▸ Extrait de page
§

Je suis en quête de liberté
Il y a des thèmes qui te sont chers comme l'amour, la liberté, l'émancipation...
C'est vraiment ce que je vis. Je n'ai pas de liste de thèmes. Ça passe toujours par une émotion que je reçois. Je n'ai pas d'autres moyens que d'écrire... Les thématiques d'acceptation de soi, de l'émancipation, de la liberté d'être, d'aimer qui ont veut, j'avais ça sur l'EP, mais même bien avant. A 16 ans, pendant un slam à la fête du lycée, je disais déjà en gros : "Fais ce que tu veux, on est ensemble, la force du collectif, tu es quelqu'un, tu existes". Je ne sais pas d'où ça me vient, mais c'est mon moteur, ma flamme sacrée du message que j'ai envie de transmettre. Moi aussi je suis en quête de liberté, toujours à contrer la moindre sensation d'enfermement. Cet album, c'est les deux ans de ma vie qui viennent de passer. Personnellement, j'ai connu des dégringolades successives, aujourd'hui je suis heureuse, mais j'avais besoin de raconter tout ça. L'apprentissage des désillusions, familialement, amoureusement...

Tu évoques l'homophobie et la liberté d'aimer dans "Omowi". Aujourd'hui, il y a de plus en plus d'artistes comme Hoshi, Suzane, Pomme, Angèle ou toi qui assument et chantent l'homosexualité ou la fluidité des genres. Comment tu expliques ce changement ?
C'est vrai... Les chanteurs et chanteuses, depuis la nuit des temps, ils éprouvent et ils écrivent sur ce qu'ils vivent. Le changement, c'est peut-être de l'assumer totalement. On ne pose pas la question aux hétéros... Moi c'est normal, c'est ce que je vis, je ne vais pas omettre ça de mes chansons. Avant, c'était peut-être plus opaque. On est peut-être plus décomplexé, mais il y a des choses révoltantes en 2020. Sans vouloir être des militants ou des porte-paroles, mais je suis cette personne-là, j'écris des chansons sur mes histoires d'amour, et oui c'est avec une femme. Et que ça puisse donner une autre représentation et que ça devienne quelque chose de courant. Je n'ai pas envie de me travestir. Mais ça change et je trouve ça bien.

§

Items conservés
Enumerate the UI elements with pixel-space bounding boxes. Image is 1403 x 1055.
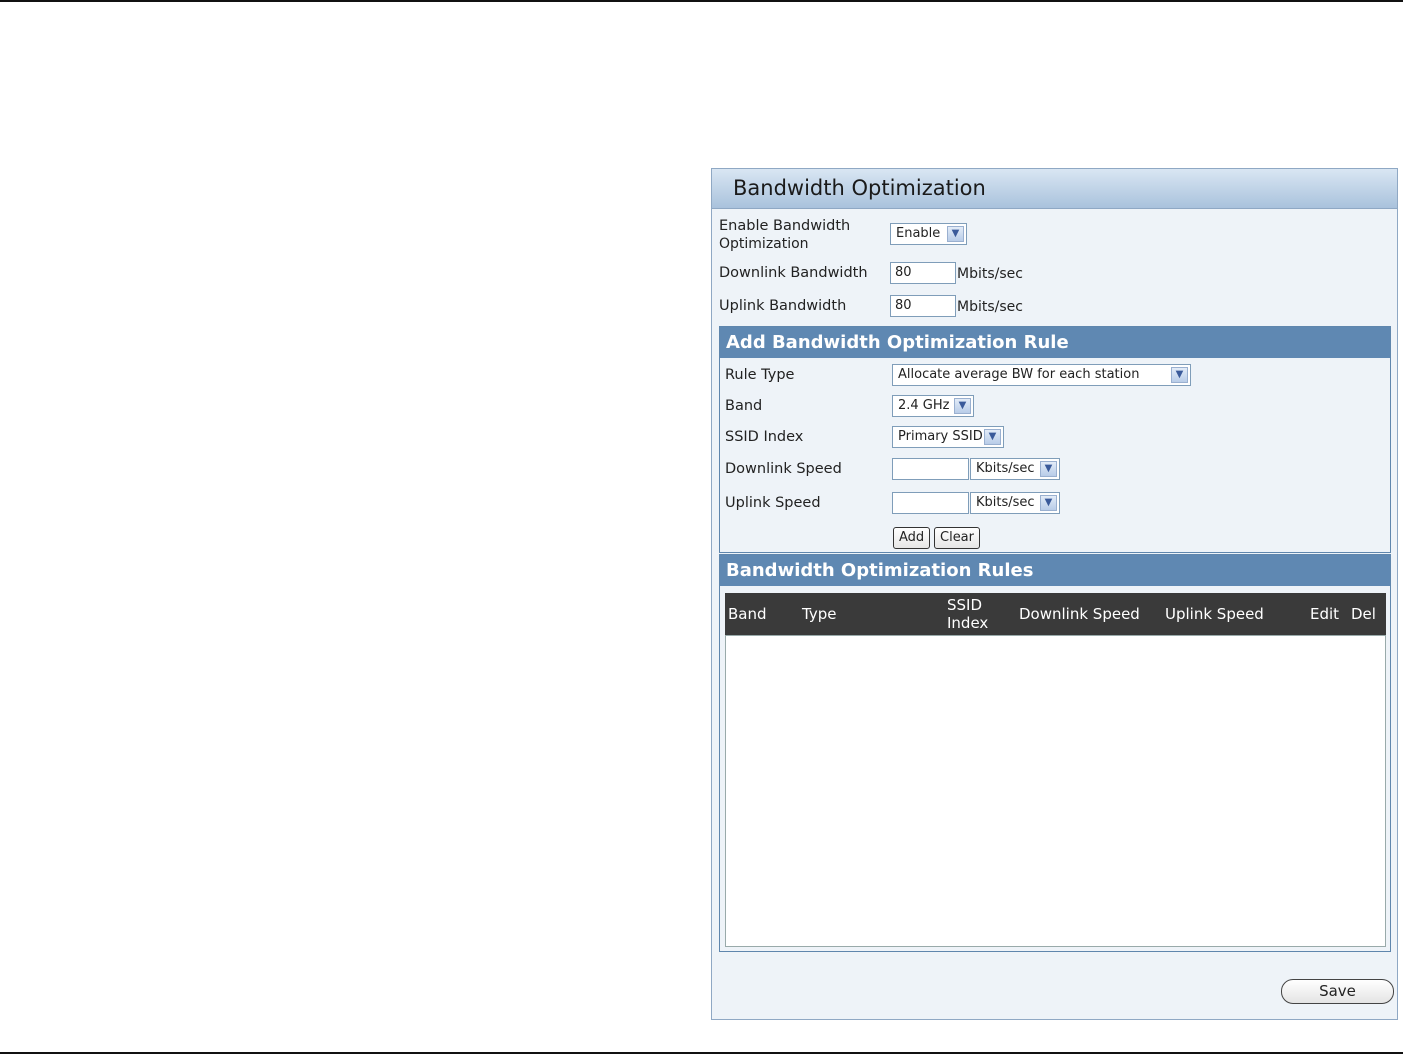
rules-table-body xyxy=(725,635,1386,947)
chevron-down-icon: ▼ xyxy=(1040,461,1057,477)
add-button[interactable]: Add xyxy=(893,527,931,549)
chevron-down-icon: ▼ xyxy=(1040,495,1057,511)
rule-type-select[interactable]: Allocate average BW for each station ▼ xyxy=(892,364,1191,386)
rules-title: Bandwidth Optimization Rules xyxy=(720,555,1390,586)
col-del: Del xyxy=(1351,605,1376,623)
col-uplink-speed: Uplink Speed xyxy=(1165,605,1264,623)
col-edit: Edit xyxy=(1310,605,1340,623)
downlink-bandwidth-label: Downlink Bandwidth xyxy=(719,265,868,281)
uplink-speed-unit-select[interactable]: Kbits/sec ▼ xyxy=(970,492,1060,514)
col-ssid-line1: SSID xyxy=(947,596,983,614)
chevron-down-icon: ▼ xyxy=(954,398,971,414)
band-value: 2.4 GHz xyxy=(898,398,950,413)
rules-section: Bandwidth Optimization Rules Band Type S… xyxy=(719,554,1391,952)
clear-button[interactable]: Clear xyxy=(934,527,980,549)
enable-label: Enable Bandwidth Optimization xyxy=(719,217,850,253)
enable-select-value: Enable xyxy=(896,226,941,241)
downlink-bandwidth-unit: Mbits/sec xyxy=(957,266,1023,282)
band-select[interactable]: 2.4 GHz ▼ xyxy=(892,395,974,417)
uplink-speed-input[interactable] xyxy=(892,492,969,514)
bottom-rule xyxy=(0,1052,1403,1054)
enable-label-line1: Enable Bandwidth xyxy=(719,218,851,234)
uplink-speed-label: Uplink Speed xyxy=(725,495,821,511)
top-rule xyxy=(0,0,1403,2)
uplink-speed-unit-value: Kbits/sec xyxy=(976,495,1035,510)
col-downlink-speed: Downlink Speed xyxy=(1019,605,1140,623)
downlink-speed-label: Downlink Speed xyxy=(725,461,842,477)
col-band: Band xyxy=(728,605,767,623)
chevron-down-icon: ▼ xyxy=(947,226,964,242)
ssid-index-value: Primary SSID xyxy=(898,429,983,444)
bandwidth-optimization-panel: Bandwidth Optimization Enable Bandwidth … xyxy=(711,168,1398,1020)
panel-title: Bandwidth Optimization xyxy=(712,169,1397,209)
uplink-bandwidth-label: Uplink Bandwidth xyxy=(719,298,847,314)
rules-table-header: Band Type SSID Index Downlink Speed Upli… xyxy=(725,593,1386,635)
chevron-down-icon: ▼ xyxy=(984,429,1001,445)
downlink-speed-unit-value: Kbits/sec xyxy=(976,461,1035,476)
col-ssid-line2: Index xyxy=(947,614,989,632)
rule-type-value: Allocate average BW for each station xyxy=(898,367,1140,382)
downlink-bandwidth-input[interactable]: 80 xyxy=(890,262,956,284)
enable-select[interactable]: Enable ▼ xyxy=(890,223,967,245)
chevron-down-icon: ▼ xyxy=(1171,367,1188,383)
ssid-index-select[interactable]: Primary SSID ▼ xyxy=(892,426,1004,448)
downlink-speed-input[interactable] xyxy=(892,458,969,480)
add-rule-title: Add Bandwidth Optimization Rule xyxy=(720,327,1390,358)
band-label: Band xyxy=(725,398,763,414)
uplink-bandwidth-unit: Mbits/sec xyxy=(957,299,1023,315)
enable-label-line2: Optimization xyxy=(719,236,809,252)
ssid-index-label: SSID Index xyxy=(725,429,804,445)
uplink-bandwidth-input[interactable]: 80 xyxy=(890,295,956,317)
add-rule-section: Add Bandwidth Optimization Rule Rule Typ… xyxy=(719,326,1391,553)
rule-type-label: Rule Type xyxy=(725,367,795,383)
save-button[interactable]: Save xyxy=(1281,979,1394,1004)
col-type: Type xyxy=(802,605,837,623)
downlink-speed-unit-select[interactable]: Kbits/sec ▼ xyxy=(970,458,1060,480)
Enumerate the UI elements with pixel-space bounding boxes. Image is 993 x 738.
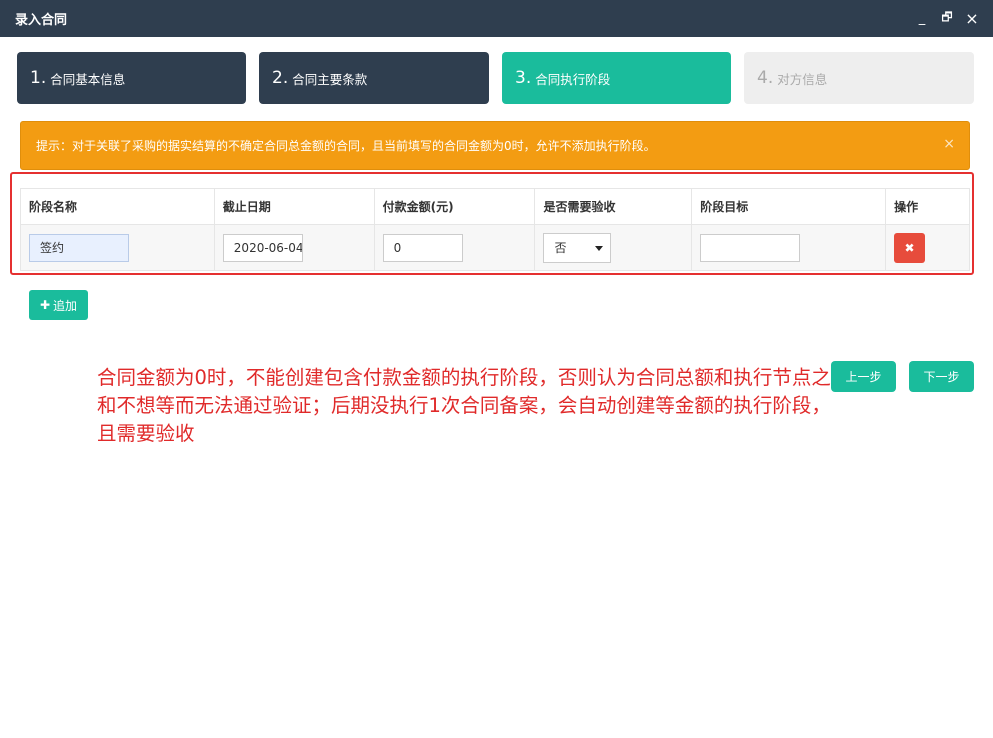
deadline-date-input[interactable]: 2020-06-04 bbox=[222, 233, 303, 262]
add-stage-button[interactable]: ✚ 追加 bbox=[29, 290, 88, 320]
step-label: 合同主要条款 bbox=[292, 71, 368, 87]
column-header: 阶段名称 bbox=[20, 188, 215, 225]
delete-row-button[interactable]: ✖ bbox=[894, 232, 926, 263]
amount-input[interactable]: 0 bbox=[382, 233, 463, 262]
step-label: 合同基本信息 bbox=[50, 71, 126, 87]
step-label: 对方信息 bbox=[777, 71, 828, 87]
step-number: 1. bbox=[30, 68, 47, 88]
step-number: 4. bbox=[757, 68, 774, 88]
column-header: 操作 bbox=[885, 188, 970, 225]
step-counterparty-info: 4. 对方信息 bbox=[744, 52, 974, 104]
window-title: 录入合同 bbox=[15, 13, 68, 28]
step-basic-info[interactable]: 1. 合同基本信息 bbox=[17, 52, 246, 104]
stage-goal-input[interactable] bbox=[700, 233, 801, 262]
caret-down-icon bbox=[595, 245, 604, 251]
step-number: 3. bbox=[515, 68, 532, 88]
column-header: 阶段目标 bbox=[691, 188, 887, 225]
next-step-button[interactable]: 下一步 bbox=[909, 361, 974, 392]
need-accept-select[interactable]: 否 bbox=[543, 232, 612, 263]
add-button-label: 追加 bbox=[53, 298, 78, 313]
annotation-note: 合同金额为0时，不能创建包含付款金额的执行阶段，否则认为合同总额和执行节点之和不… bbox=[97, 366, 831, 445]
wizard-steps: 1. 合同基本信息 2. 合同主要条款 3. 合同执行阶段 4. 对方信息 bbox=[17, 52, 974, 104]
column-header: 是否需要验收 bbox=[534, 188, 693, 225]
select-value: 否 bbox=[554, 241, 567, 255]
column-header: 付款金额(元) bbox=[373, 188, 536, 225]
table-row: 签约 2020-06-04 0 否 ✖ bbox=[20, 224, 970, 271]
plus-icon: ✚ bbox=[39, 298, 51, 312]
restore-icon[interactable]: 🗗 bbox=[935, 0, 959, 37]
table-header-row: 阶段名称 截止日期 付款金额(元) 是否需要验收 阶段目标 操作 bbox=[20, 188, 970, 225]
step-execution-stages[interactable]: 3. 合同执行阶段 bbox=[502, 52, 731, 104]
prev-step-button[interactable]: 上一步 bbox=[831, 361, 896, 392]
delete-icon: ✖ bbox=[904, 240, 915, 255]
step-number: 2. bbox=[272, 68, 289, 88]
stages-table: 阶段名称 截止日期 付款金额(元) 是否需要验收 阶段目标 操作 签约 2020… bbox=[20, 188, 970, 271]
stage-name-input[interactable]: 签约 bbox=[29, 233, 129, 262]
step-label: 合同执行阶段 bbox=[535, 71, 611, 87]
alert-close-icon[interactable]: × bbox=[943, 136, 955, 152]
alert-text: 提示：对于关联了采购的据实结算的不确定合同总金额的合同，且当前填写的合同金额为0… bbox=[36, 139, 656, 153]
close-icon[interactable]: × bbox=[960, 0, 984, 37]
column-header: 截止日期 bbox=[213, 188, 375, 225]
step-main-terms[interactable]: 2. 合同主要条款 bbox=[259, 52, 489, 104]
window-titlebar: 录入合同 bbox=[0, 0, 993, 37]
hint-alert: 提示：对于关联了采购的据实结算的不确定合同总金额的合同，且当前填写的合同金额为0… bbox=[20, 121, 970, 170]
minimize-icon[interactable]: _ bbox=[910, 0, 934, 37]
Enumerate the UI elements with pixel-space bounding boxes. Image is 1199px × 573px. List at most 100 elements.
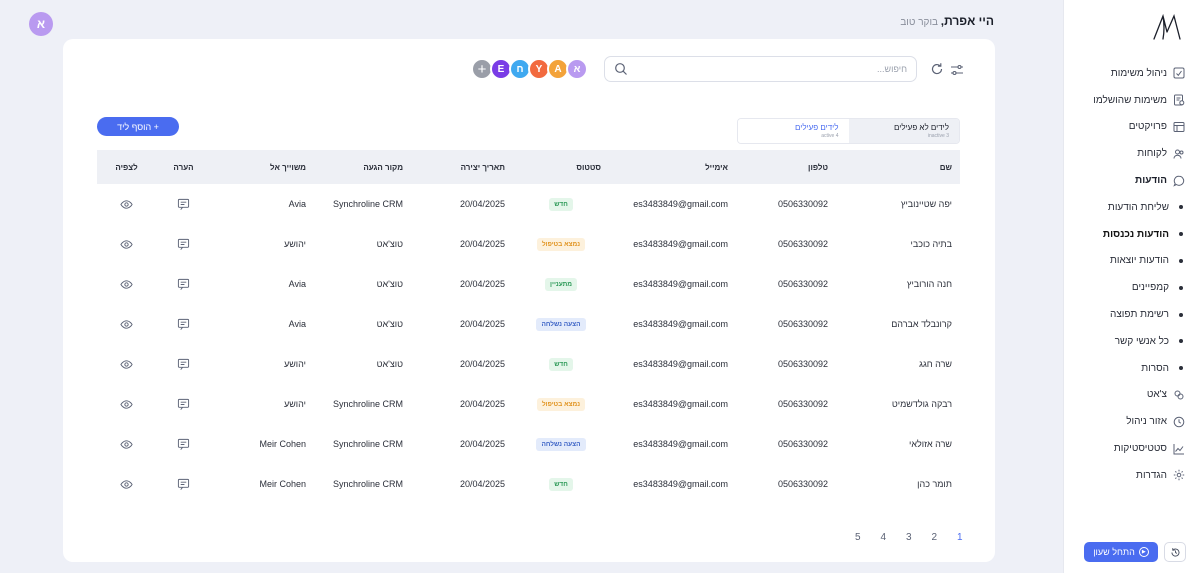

§

Recopiez le passage de l'entretien situé entre « Tu évoques l'homophobie » et « ce changement ? », ces deux bornes comprises. Appuyez-vous uniquement sur l'entretien.

▸ Réponse attendue
Tu évoques l'homophobie et la liberté d'aimer dans "Omowi". Aujourd'hui, il y a de plus en plus d'artistes comme Hoshi, Suzane, Pomme, Angèle ou toi qui assument et chantent l'homosexualité ou la fluidité des genres. Comment tu expliques ce changement ?